**Text to read:**
As demand increases, researchers seek faster manufacturing methods to produce composite parts.
In the 60 years since composites were introduced, their remarkable strength-to-weight ratio and resistance to heat and corrosion have made them the go-to material for many high-performance applications. As both aerospace and automotive OEMs focus on high-volume production challenges, however, researchers are working to accelerate the pace for producing and certifying advanced composite parts.
For decades, the aerospace industry has valued composite materials for their high strength and low weight, which have helped to make commercial aircraft increasingly fuel efficient. To make progress against its massive backlog of orders, however, aerospace now must ramp up its production speeds – a challenge shared by the high volume automotive industry, which needs composites to lower the weight and extend the range of electric-powered cars.
Both industries, however, face a major hurdle in achieving their goals: Compared to other materials, composites take a relatively long time to manufacture – and they take an even longer time for regulators to certify in new applications.
In high-volume car manufacturing, for example, even two to three minutes per part is too long to meet the industry’s high production rates. Meanwhile, certification of Boeing’s 787 aircraft, with its carbon-fiber wing and fuselage, required tens of thousands of hours of tests on physical prototypes, adding significant development time and cost.
All of this translates into pressure on composites researchers to find solutions.
“We must turn the technology development time faster if we are going to meet the needs of our population for products with a high percentage of composites content,” said Byron Pipes, executive director of the Composites Manufacturing Simulation Center at the Indiana Manufacturing Institute (CMSC).
To achieve that goal, Pipes said, researchers must reduce the complexity of designing, analyzing, manufacturing and gaining regulatory approval for new uses of advanced composites.
Part of the solution to accelerating the manufacture of composites and reducing their cost will come from industries building on each other’s progress, Pipes said.
Structural composites, for example, got their start in aerospace, when scientists began pioneering processes, procedures and engineering disciplines for building composite airplane parts. Decades later, manufacturers began applying the material to flight-critical primary structures, including the fuselage and wings.
Meanwhile, makers of leisure products – and then carmakers – slowly embraced composites to replace metal in applications where light weight and unique styling are important but can’t be achieved with aluminum. These industries adapted aerospace technologies to differentiate their product designs while using composites to reduce noise and vibration.
“WE ARE NEARING THE MAGICAL ONE-PART PER MINUTE [RATE FOR] PRODUCING CONTINUOUS FIBER COMPONENTS THROUGH FAST ROBOTICS AND FAST-PROCESSING RESINS.”

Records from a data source
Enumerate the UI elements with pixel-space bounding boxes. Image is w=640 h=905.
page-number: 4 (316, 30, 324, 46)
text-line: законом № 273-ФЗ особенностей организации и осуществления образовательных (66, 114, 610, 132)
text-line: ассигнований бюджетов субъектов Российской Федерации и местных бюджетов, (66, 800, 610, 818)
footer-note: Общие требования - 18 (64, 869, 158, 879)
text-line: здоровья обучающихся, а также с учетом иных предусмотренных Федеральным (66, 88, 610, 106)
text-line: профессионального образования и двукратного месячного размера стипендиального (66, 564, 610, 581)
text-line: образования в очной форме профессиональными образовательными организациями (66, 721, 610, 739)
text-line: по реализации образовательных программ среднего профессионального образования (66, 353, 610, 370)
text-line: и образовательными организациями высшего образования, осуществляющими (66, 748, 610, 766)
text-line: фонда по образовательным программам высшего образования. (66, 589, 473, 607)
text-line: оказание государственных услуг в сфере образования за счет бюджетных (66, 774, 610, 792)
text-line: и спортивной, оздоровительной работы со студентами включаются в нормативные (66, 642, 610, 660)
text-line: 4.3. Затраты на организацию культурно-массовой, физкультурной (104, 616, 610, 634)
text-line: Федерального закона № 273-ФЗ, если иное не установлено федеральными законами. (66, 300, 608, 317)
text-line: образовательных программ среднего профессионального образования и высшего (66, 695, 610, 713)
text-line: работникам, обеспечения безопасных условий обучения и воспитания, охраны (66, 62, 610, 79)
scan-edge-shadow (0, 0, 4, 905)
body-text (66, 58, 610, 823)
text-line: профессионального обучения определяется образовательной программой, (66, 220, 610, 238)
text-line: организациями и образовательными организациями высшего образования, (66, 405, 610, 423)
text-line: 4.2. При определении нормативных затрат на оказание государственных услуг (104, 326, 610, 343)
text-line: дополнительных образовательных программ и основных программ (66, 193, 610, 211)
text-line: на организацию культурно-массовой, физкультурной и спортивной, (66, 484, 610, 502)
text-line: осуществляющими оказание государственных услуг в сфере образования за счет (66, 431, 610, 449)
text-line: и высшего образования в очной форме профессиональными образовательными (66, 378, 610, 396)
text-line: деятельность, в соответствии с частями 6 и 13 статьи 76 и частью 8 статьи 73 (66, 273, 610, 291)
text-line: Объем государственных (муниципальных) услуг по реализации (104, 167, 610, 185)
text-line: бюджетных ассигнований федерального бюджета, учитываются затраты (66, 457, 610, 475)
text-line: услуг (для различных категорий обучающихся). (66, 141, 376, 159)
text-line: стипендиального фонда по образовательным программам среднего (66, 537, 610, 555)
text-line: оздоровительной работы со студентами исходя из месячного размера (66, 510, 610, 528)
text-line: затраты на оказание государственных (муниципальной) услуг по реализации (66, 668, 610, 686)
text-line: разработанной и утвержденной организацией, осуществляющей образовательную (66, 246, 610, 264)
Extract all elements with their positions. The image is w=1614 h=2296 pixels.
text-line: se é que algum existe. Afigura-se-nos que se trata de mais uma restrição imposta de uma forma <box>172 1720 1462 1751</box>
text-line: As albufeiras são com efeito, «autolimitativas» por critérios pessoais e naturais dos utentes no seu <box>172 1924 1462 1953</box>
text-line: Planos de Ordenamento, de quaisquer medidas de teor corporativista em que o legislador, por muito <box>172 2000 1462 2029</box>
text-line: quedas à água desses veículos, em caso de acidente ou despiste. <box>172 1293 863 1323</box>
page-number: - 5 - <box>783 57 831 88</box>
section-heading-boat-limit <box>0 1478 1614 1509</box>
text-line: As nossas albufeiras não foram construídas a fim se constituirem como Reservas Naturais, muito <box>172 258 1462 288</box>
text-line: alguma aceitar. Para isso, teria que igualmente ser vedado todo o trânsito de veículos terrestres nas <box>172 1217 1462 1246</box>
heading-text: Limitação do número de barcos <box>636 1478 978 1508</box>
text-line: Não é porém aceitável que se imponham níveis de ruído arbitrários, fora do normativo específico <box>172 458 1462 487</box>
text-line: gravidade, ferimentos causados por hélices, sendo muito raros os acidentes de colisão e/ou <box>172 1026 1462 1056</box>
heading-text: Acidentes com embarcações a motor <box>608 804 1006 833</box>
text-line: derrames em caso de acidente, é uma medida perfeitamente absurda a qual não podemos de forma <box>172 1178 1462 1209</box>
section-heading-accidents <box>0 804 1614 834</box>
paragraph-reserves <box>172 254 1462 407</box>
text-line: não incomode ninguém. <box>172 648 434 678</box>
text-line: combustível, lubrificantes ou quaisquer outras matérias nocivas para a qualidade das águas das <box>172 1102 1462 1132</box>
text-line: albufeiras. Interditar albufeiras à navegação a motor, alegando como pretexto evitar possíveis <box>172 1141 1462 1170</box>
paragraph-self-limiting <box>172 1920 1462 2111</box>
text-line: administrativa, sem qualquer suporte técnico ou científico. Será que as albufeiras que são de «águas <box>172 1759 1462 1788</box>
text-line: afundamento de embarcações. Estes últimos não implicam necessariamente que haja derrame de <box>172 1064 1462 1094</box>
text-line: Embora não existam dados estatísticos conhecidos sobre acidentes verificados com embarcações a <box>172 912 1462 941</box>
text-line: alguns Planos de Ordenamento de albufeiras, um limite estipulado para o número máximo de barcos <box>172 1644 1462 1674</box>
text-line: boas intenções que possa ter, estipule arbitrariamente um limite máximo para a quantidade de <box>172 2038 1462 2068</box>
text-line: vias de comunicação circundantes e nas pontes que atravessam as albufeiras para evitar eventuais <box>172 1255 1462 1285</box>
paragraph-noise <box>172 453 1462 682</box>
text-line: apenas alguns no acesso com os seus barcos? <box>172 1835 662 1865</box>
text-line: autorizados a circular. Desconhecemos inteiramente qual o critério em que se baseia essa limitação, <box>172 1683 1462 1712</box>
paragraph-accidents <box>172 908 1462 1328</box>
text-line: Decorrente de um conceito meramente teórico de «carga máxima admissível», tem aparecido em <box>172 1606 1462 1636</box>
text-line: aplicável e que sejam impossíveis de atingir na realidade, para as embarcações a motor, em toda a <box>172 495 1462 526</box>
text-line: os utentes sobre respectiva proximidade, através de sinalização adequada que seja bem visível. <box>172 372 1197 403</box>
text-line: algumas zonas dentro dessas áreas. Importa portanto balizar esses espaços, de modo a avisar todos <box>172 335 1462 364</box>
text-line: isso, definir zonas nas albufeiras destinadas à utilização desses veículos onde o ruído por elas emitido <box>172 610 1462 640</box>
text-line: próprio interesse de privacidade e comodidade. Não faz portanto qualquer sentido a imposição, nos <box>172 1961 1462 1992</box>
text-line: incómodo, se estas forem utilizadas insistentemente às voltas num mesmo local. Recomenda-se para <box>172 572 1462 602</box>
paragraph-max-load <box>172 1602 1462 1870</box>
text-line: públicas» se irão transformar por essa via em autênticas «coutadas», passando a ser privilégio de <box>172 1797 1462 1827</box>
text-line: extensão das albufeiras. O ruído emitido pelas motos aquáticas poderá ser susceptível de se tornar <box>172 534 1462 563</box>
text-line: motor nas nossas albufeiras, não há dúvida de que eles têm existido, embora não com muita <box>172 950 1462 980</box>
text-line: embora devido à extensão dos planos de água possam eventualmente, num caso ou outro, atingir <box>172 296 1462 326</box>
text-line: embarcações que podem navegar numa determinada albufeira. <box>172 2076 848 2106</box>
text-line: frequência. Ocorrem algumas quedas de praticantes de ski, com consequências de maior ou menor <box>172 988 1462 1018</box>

**Requirement 1:**
Answer these questions from the article on faster composite manufacturing:
(a) How many years have passed since composites were introduced?
(b) Which aircraft's certification required tens of thousands of hours of tests on physical prototypes?
(c) What position does Byron Pipes hold?
**Requirement 2:**
Write the next part of the article on faster composite manufacturing, picking up after its final sentence.

**Result 1:**
(a) 60 years.
(b) Boeing's 787.
(c) He is executive director of the Composites Manufacturing Simulation Center at the Indiana Manufacturing Institute (CMSC).

**Result 2:**
Since 2012, the automotive industry has slashed production cycle times for each composite car and truck part from about eight hours to just a few minutes and has trimmed production costs by nearly 25 percent, said Peter Chivers, chief executive officer of the National Composites Center in Bristol, England. However, the industry needs to shave at least another 25 percent off the 2012 levels to achieve the economies of scale that automotive profitability requires, Chivers said.
In the meantime, the cycle of cross-industry learning is coming full circle. Faced with a combined back order of more than 12,000 passenger and cargo airplanes, most of which include substantial volumes of composite parts, Boeing and Airbus are adapting automotive processes to increase their rates of making and certifying advanced composite structures.
“Can aerospace use the rates and methods developed in the automotive and leisure products industries with the same level of confidence?” Pipes asked rhetorically, explaining the challenge. “I think the answer is ‘yes.’”
Chivers agrees. “In the next five years, you will see a major increase in composites’ use across multiple industries, especially in automotive,” he said.
As industry innovates, Pipes said, regulators, too, must do their part, by accepting the proven accuracy of powerful computerized simulation and analysis methods to certify composites for new applications.
At Purdue University, where Pipes is the John L. Bray Distinguished Professor of Engineering, researchers are developing Work Flow Apps, a virtual factory hub for composites. The apps allow engineers to simulate whether a specific composite for a specific application will perform precisely as product designers intended.
Work Flow Apps is almost ready for beta testing. It will be delivered via a secure cloud-services platform, ensuring that an industry’s entire value network of OEMs, suppliers and partners has access via a simple web browser. This is an essential feature, Pipes said, because ease of interaction among all suppliers is imperative in collaborative design and in the certification of composite structures.
Purdue and CMSC are working with several composite simulation software vendors to develop the high-rate simulation methods. The goal is to enable engineers to simulate 12 discrete manufacturing processes and accurately predict how specific composites would perform in the real world – including full simulation of crash tests.
Proven simulation accuracy could provide the confidence manufacturers and regulatory agencies need to ensure safety and address liability issues for products made from high-performance composites, without physical testing, Pipes said.
Dale Brosius, chief commercialization officer of the US-funded Institute for Advanced Composites Manufacturing Innovation (IACMI), said the auto industry faces a steep learning curve as consumer demand shifts from gasoline-powered to electric-powered vehicles.
In addition, researchers are learning how to produce stronger 3D-printed structures, he said, including the ability to make prototype tooling for high-pressure molding processes with high-temperature carbon-filled thermoplastic materials.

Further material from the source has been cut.